[Stored entries]
###
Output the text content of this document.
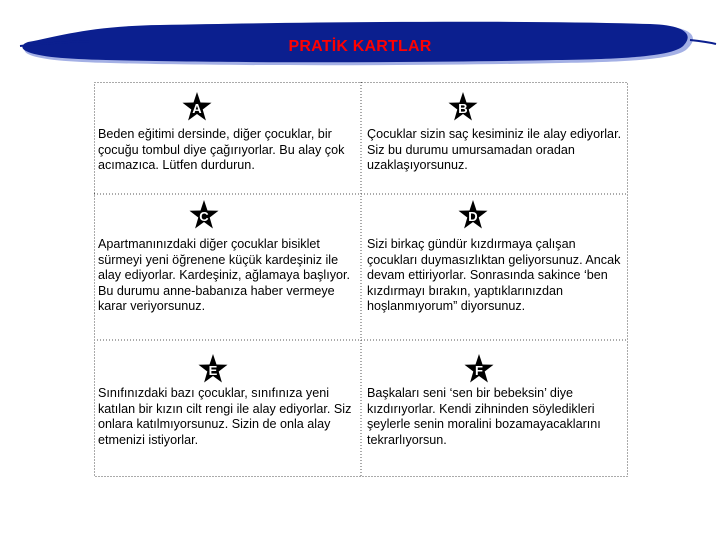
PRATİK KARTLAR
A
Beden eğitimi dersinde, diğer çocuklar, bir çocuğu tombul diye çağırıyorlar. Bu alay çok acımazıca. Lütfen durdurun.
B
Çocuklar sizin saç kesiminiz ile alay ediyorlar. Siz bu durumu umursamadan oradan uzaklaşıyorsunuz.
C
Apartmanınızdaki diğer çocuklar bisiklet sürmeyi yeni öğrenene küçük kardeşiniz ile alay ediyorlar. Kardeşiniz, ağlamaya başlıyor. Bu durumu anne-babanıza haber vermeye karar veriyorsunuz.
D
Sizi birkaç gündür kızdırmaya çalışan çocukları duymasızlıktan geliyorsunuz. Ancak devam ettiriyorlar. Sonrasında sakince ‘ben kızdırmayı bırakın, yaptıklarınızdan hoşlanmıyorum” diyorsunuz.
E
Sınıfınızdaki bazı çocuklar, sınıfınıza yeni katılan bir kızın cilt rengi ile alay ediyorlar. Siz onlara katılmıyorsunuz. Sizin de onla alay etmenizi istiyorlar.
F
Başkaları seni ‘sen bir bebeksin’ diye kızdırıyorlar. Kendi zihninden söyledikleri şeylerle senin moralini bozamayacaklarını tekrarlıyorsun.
###
- **Directions for this task**: Take the listing above and print it exactly, apart from the pictures.

- **The output**:
Output the text content of this document.
PRATİK KARTLAR
A
Beden eğitimi dersinde, diğer çocuklar, bir çocuğu tombul diye çağırıyorlar. Bu alay çok acımazıca. Lütfen durdurun.
B
Çocuklar sizin saç kesiminiz ile alay ediyorlar. Siz bu durumu umursamadan oradan uzaklaşıyorsunuz.
C
Apartmanınızdaki diğer çocuklar bisiklet sürmeyi yeni öğrenene küçük kardeşiniz ile alay ediyorlar. Kardeşiniz, ağlamaya başlıyor. Bu durumu anne-babanıza haber vermeye karar veriyorsunuz.
D
Sizi birkaç gündür kızdırmaya çalışan çocukları duymasızlıktan geliyorsunuz. Ancak devam ettiriyorlar. Sonrasında sakince ‘ben kızdırmayı bırakın, yaptıklarınızdan hoşlanmıyorum” diyorsunuz.
E
Sınıfınızdaki bazı çocuklar, sınıfınıza yeni katılan bir kızın cilt rengi ile alay ediyorlar. Siz onlara katılmıyorsunuz. Sizin de onla alay etmenizi istiyorlar.
F
Başkaları seni ‘sen bir bebeksin’ diye kızdırıyorlar. Kendi zihninden söyledikleri şeylerle senin moralini bozamayacaklarını tekrarlıyorsun.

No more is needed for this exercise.